:: Records ::
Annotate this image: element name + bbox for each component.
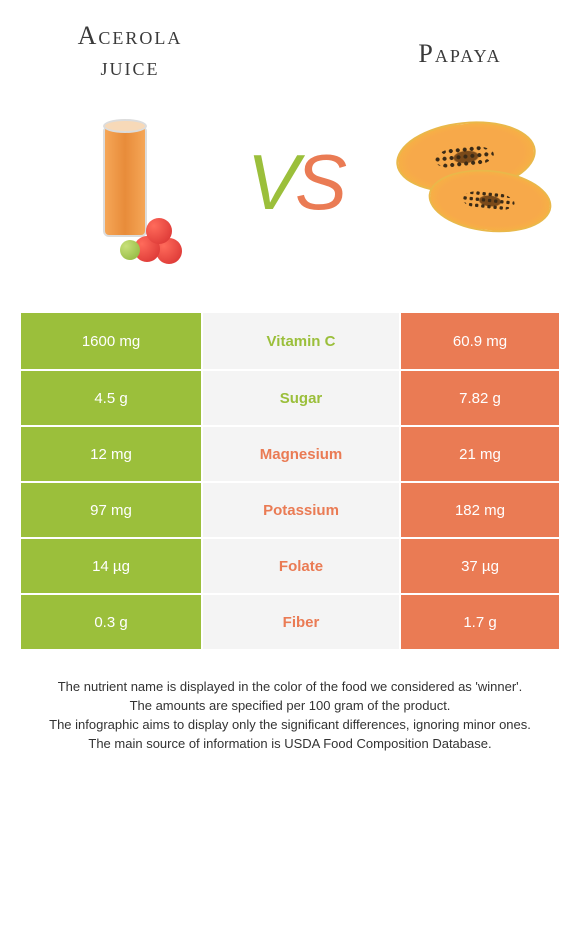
left-value-cell: 4.5 g bbox=[21, 369, 201, 425]
footnote-line: The infographic aims to display only the… bbox=[10, 716, 570, 735]
nutrient-label-cell: Magnesium bbox=[201, 425, 399, 481]
vs-s: S bbox=[295, 138, 343, 226]
footnote-line: The amounts are specified per 100 gram o… bbox=[10, 697, 570, 716]
nutrient-label-cell: Potassium bbox=[201, 481, 399, 537]
right-value-cell: 21 mg bbox=[399, 425, 559, 481]
header: Acerola juice Papaya bbox=[0, 0, 580, 82]
comparison-table: 1600 mgVitamin C60.9 mg4.5 gSugar7.82 g1… bbox=[20, 312, 560, 650]
nutrient-label-cell: Vitamin C bbox=[201, 313, 399, 369]
right-value-cell: 182 mg bbox=[399, 481, 559, 537]
left-value-cell: 12 mg bbox=[21, 425, 201, 481]
left-food-title: Acerola juice bbox=[40, 20, 220, 82]
left-title-line1: Acerola bbox=[78, 21, 183, 50]
papaya-icon bbox=[380, 122, 550, 242]
right-food-image bbox=[380, 92, 550, 272]
left-food-image bbox=[40, 92, 210, 272]
table-row: 14 µgFolate37 µg bbox=[21, 537, 559, 593]
footnote-line: The main source of information is USDA F… bbox=[10, 735, 570, 754]
juice-glass-icon bbox=[103, 127, 147, 237]
left-title-line2: juice bbox=[101, 52, 160, 81]
table-row: 1600 mgVitamin C60.9 mg bbox=[21, 313, 559, 369]
right-value-cell: 37 µg bbox=[399, 537, 559, 593]
footnote-line: The nutrient name is displayed in the co… bbox=[10, 678, 570, 697]
vs-v: V bbox=[247, 138, 295, 226]
nutrient-label-cell: Fiber bbox=[201, 593, 399, 649]
right-value-cell: 7.82 g bbox=[399, 369, 559, 425]
right-value-cell: 60.9 mg bbox=[399, 313, 559, 369]
left-value-cell: 14 µg bbox=[21, 537, 201, 593]
left-value-cell: 97 mg bbox=[21, 481, 201, 537]
right-food-title: Papaya bbox=[380, 38, 540, 69]
right-value-cell: 1.7 g bbox=[399, 593, 559, 649]
vs-label: VS bbox=[247, 137, 343, 228]
table-row: 4.5 gSugar7.82 g bbox=[21, 369, 559, 425]
nutrient-label-cell: Folate bbox=[201, 537, 399, 593]
table-row: 97 mgPotassium182 mg bbox=[21, 481, 559, 537]
table-row: 0.3 gFiber1.7 g bbox=[21, 593, 559, 649]
left-value-cell: 0.3 g bbox=[21, 593, 201, 649]
left-value-cell: 1600 mg bbox=[21, 313, 201, 369]
footnotes: The nutrient name is displayed in the co… bbox=[0, 650, 580, 753]
images-row: VS bbox=[0, 82, 580, 292]
table-row: 12 mgMagnesium21 mg bbox=[21, 425, 559, 481]
nutrient-label-cell: Sugar bbox=[201, 369, 399, 425]
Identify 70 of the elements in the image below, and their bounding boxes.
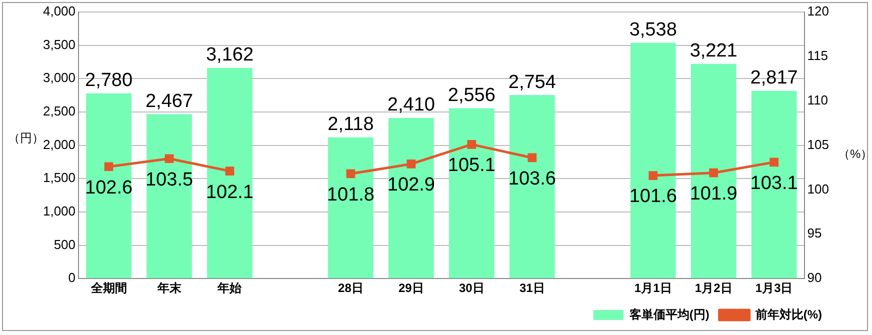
y2-tick-label: 115: [807, 48, 828, 64]
bar: [751, 90, 797, 278]
text: 105.1: [448, 155, 496, 176]
y-tick-label: 500: [54, 236, 76, 252]
point: [528, 153, 537, 162]
text: 2,410: [387, 94, 435, 116]
x-tick-label: 年始: [216, 281, 243, 296]
text: 2,556: [448, 84, 496, 106]
x-tick-label: 1月1日: [634, 281, 672, 296]
text: 102.1: [206, 182, 254, 203]
text: 103.5: [145, 169, 194, 190]
y-tick-label: 2,000: [42, 136, 76, 152]
bar: [509, 95, 555, 278]
text: 2,754: [508, 72, 556, 93]
bar: [690, 64, 736, 278]
y-axis-title: （円）: [8, 130, 44, 145]
text: 2,467: [145, 90, 194, 112]
text: 2,118: [328, 114, 374, 136]
x-tick-label: 1月3日: [755, 281, 793, 296]
y2-tick-label: 105: [807, 136, 830, 152]
legend-label: 客単価平均(円): [628, 307, 710, 322]
legend-label: 前年対比(%): [754, 307, 822, 322]
x-tick-label: 1月2日: [694, 281, 732, 296]
y-tick-label: 4,000: [42, 4, 76, 19]
bar: [388, 118, 434, 278]
bar: [328, 137, 374, 278]
point: [406, 160, 416, 168]
text: 101.6: [629, 186, 677, 208]
text: 101.9: [690, 184, 738, 205]
text: 103.1: [750, 172, 798, 194]
point: [467, 140, 476, 149]
bar: [630, 42, 676, 278]
text: 2,780: [85, 70, 133, 92]
y2-tick-label: 95: [807, 226, 822, 241]
y-tick-label: 1,500: [42, 170, 76, 186]
y2-axis-title: （%）: [838, 146, 872, 163]
text: 3,162: [206, 44, 254, 66]
point: [648, 171, 658, 180]
point: [770, 158, 778, 167]
text: 103.6: [508, 168, 556, 190]
bar: [86, 93, 132, 278]
bar: [448, 108, 494, 278]
y-tick-label: 2,500: [42, 104, 76, 119]
bar: [146, 114, 192, 278]
y2-tick-label: 90: [807, 270, 822, 286]
point: [709, 168, 718, 178]
y-tick-label: 1,000: [42, 204, 76, 219]
y-tick-label: 3,000: [42, 70, 76, 86]
bar: [207, 68, 252, 278]
x-tick-label: 年末: [156, 281, 182, 296]
point: [164, 154, 174, 164]
y-tick-label: 3,500: [42, 36, 76, 52]
y-tick-label: 0: [68, 270, 76, 286]
y2-tick-label: 110: [807, 92, 828, 108]
point: [346, 169, 356, 178]
point: [104, 162, 114, 172]
text: 102.9: [387, 174, 435, 196]
text: 2,817: [750, 68, 798, 89]
text: 102.6: [85, 177, 133, 198]
x-tick-label: 30日: [458, 281, 484, 296]
point: [225, 166, 234, 176]
x-tick-label: 31日: [519, 281, 545, 296]
x-tick-label: 全期間: [90, 281, 127, 296]
text: 3,538: [629, 20, 677, 41]
y2-tick-label: 100: [807, 181, 830, 196]
y2-tick-label: 120: [807, 4, 830, 19]
x-tick-label: 28日: [338, 281, 364, 296]
text: 3,221: [690, 40, 738, 62]
x-tick-label: 29日: [398, 281, 424, 296]
text: 101.8: [326, 184, 374, 206]
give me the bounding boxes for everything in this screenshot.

:: Requirement ::
Please quote every line of the items above word for word, leaving out the pictures.

:: Full solution ::
Annotate this image: element name + bbox for each component.
left-value-cell: 4.5 g bbox=[21, 369, 201, 425]
footnote-line: The infographic aims to display only the… bbox=[10, 716, 570, 735]
nutrient-label-cell: Magnesium bbox=[201, 425, 399, 481]
vs-s: S bbox=[295, 138, 343, 226]
footnote-line: The amounts are specified per 100 gram o… bbox=[10, 697, 570, 716]
nutrient-label-cell: Potassium bbox=[201, 481, 399, 537]
right-value-cell: 21 mg bbox=[399, 425, 559, 481]
header: Acerola juice Papaya bbox=[0, 0, 580, 82]
comparison-table: 1600 mgVitamin C60.9 mg4.5 gSugar7.82 g1… bbox=[20, 312, 560, 650]
nutrient-label-cell: Vitamin C bbox=[201, 313, 399, 369]
right-value-cell: 182 mg bbox=[399, 481, 559, 537]
left-value-cell: 12 mg bbox=[21, 425, 201, 481]
left-food-title: Acerola juice bbox=[40, 20, 220, 82]
left-title-line1: Acerola bbox=[78, 21, 183, 50]
papaya-icon bbox=[380, 122, 550, 242]
right-food-image bbox=[380, 92, 550, 272]
left-food-image bbox=[40, 92, 210, 272]
table-row: 14 µgFolate37 µg bbox=[21, 537, 559, 593]
footnote-line: The main source of information is USDA F… bbox=[10, 735, 570, 754]
juice-glass-icon bbox=[103, 127, 147, 237]
left-title-line2: juice bbox=[101, 52, 160, 81]
table-row: 1600 mgVitamin C60.9 mg bbox=[21, 313, 559, 369]
right-value-cell: 37 µg bbox=[399, 537, 559, 593]
footnote-line: The nutrient name is displayed in the co… bbox=[10, 678, 570, 697]
vs-v: V bbox=[247, 138, 295, 226]
nutrient-label-cell: Fiber bbox=[201, 593, 399, 649]
right-value-cell: 7.82 g bbox=[399, 369, 559, 425]
right-value-cell: 60.9 mg bbox=[399, 313, 559, 369]
left-value-cell: 14 µg bbox=[21, 537, 201, 593]
left-value-cell: 97 mg bbox=[21, 481, 201, 537]
right-food-title: Papaya bbox=[380, 38, 540, 69]
right-value-cell: 1.7 g bbox=[399, 593, 559, 649]
vs-label: VS bbox=[247, 137, 343, 228]
table-row: 4.5 gSugar7.82 g bbox=[21, 369, 559, 425]
nutrient-label-cell: Folate bbox=[201, 537, 399, 593]
table-row: 97 mgPotassium182 mg bbox=[21, 481, 559, 537]
table-row: 0.3 gFiber1.7 g bbox=[21, 593, 559, 649]
left-value-cell: 0.3 g bbox=[21, 593, 201, 649]
left-value-cell: 1600 mg bbox=[21, 313, 201, 369]
footnotes: The nutrient name is displayed in the co… bbox=[0, 650, 580, 753]
images-row: VS bbox=[0, 82, 580, 292]
table-row: 12 mgMagnesium21 mg bbox=[21, 425, 559, 481]
nutrient-label-cell: Sugar bbox=[201, 369, 399, 425]
Identify 70 of the elements in the image below, and their bounding boxes.
y2-tick-label: 115: [807, 48, 828, 64]
bar: [751, 90, 797, 278]
text: 105.1: [448, 155, 496, 176]
y-tick-label: 500: [54, 236, 76, 252]
point: [528, 153, 537, 162]
text: 2,410: [387, 94, 435, 116]
x-tick-label: 年始: [216, 281, 243, 296]
text: 2,556: [448, 84, 496, 106]
x-tick-label: 1月1日: [634, 281, 672, 296]
text: 102.1: [206, 182, 254, 203]
text: 103.5: [145, 169, 194, 190]
y-tick-label: 2,000: [42, 136, 76, 152]
bar: [509, 95, 555, 278]
text: 2,754: [508, 72, 556, 93]
bar: [690, 64, 736, 278]
y-axis-title: （円）: [8, 130, 44, 145]
text: 2,467: [145, 90, 194, 112]
text: 2,118: [328, 114, 374, 136]
x-tick-label: 1月3日: [755, 281, 793, 296]
y2-tick-label: 105: [807, 136, 830, 152]
legend-label: 客単価平均(円): [628, 307, 710, 322]
legend-label: 前年対比(%): [754, 307, 822, 322]
x-tick-label: 1月2日: [694, 281, 732, 296]
y-tick-label: 4,000: [42, 4, 76, 19]
bar: [388, 118, 434, 278]
bar: [328, 137, 374, 278]
point: [406, 160, 416, 168]
text: 101.6: [629, 186, 677, 208]
text: 101.9: [690, 184, 738, 205]
text: 103.1: [750, 172, 798, 194]
point: [467, 140, 476, 149]
bar: [630, 42, 676, 278]
text: 2,780: [85, 70, 133, 92]
y2-tick-label: 95: [807, 226, 822, 241]
y-tick-label: 1,500: [42, 170, 76, 186]
y2-axis-title: （%）: [838, 146, 872, 163]
text: 3,162: [206, 44, 254, 66]
point: [648, 171, 658, 180]
point: [770, 158, 778, 167]
text: 103.6: [508, 168, 556, 190]
bar: [86, 93, 132, 278]
bar: [448, 108, 494, 278]
y-tick-label: 2,500: [42, 104, 76, 119]
bar: [146, 114, 192, 278]
y2-tick-label: 90: [807, 270, 822, 286]
point: [709, 168, 718, 178]
y-tick-label: 1,000: [42, 204, 76, 219]
y-tick-label: 3,000: [42, 70, 76, 86]
bar: [207, 68, 252, 278]
x-tick-label: 年末: [156, 281, 182, 296]
point: [164, 154, 174, 164]
y-tick-label: 3,500: [42, 36, 76, 52]
y-tick-label: 0: [68, 270, 76, 286]
y2-tick-label: 110: [807, 92, 828, 108]
point: [346, 169, 356, 178]
point: [104, 162, 114, 172]
text: 102.9: [387, 174, 435, 196]
text: 2,817: [750, 68, 798, 89]
text: 102.6: [85, 177, 133, 198]
x-tick-label: 30日: [458, 281, 484, 296]
point: [225, 166, 234, 176]
x-tick-label: 31日: [519, 281, 545, 296]
x-tick-label: 全期間: [90, 281, 127, 296]
text: 3,538: [629, 20, 677, 41]
y2-tick-label: 100: [807, 181, 830, 196]
y2-tick-label: 120: [807, 4, 830, 19]
x-tick-label: 28日: [338, 281, 364, 296]
text: 3,221: [690, 40, 738, 62]
x-tick-label: 29日: [398, 281, 424, 296]
text: 101.8: [326, 184, 374, 206]
give me the bounding boxes for everything in this screenshot.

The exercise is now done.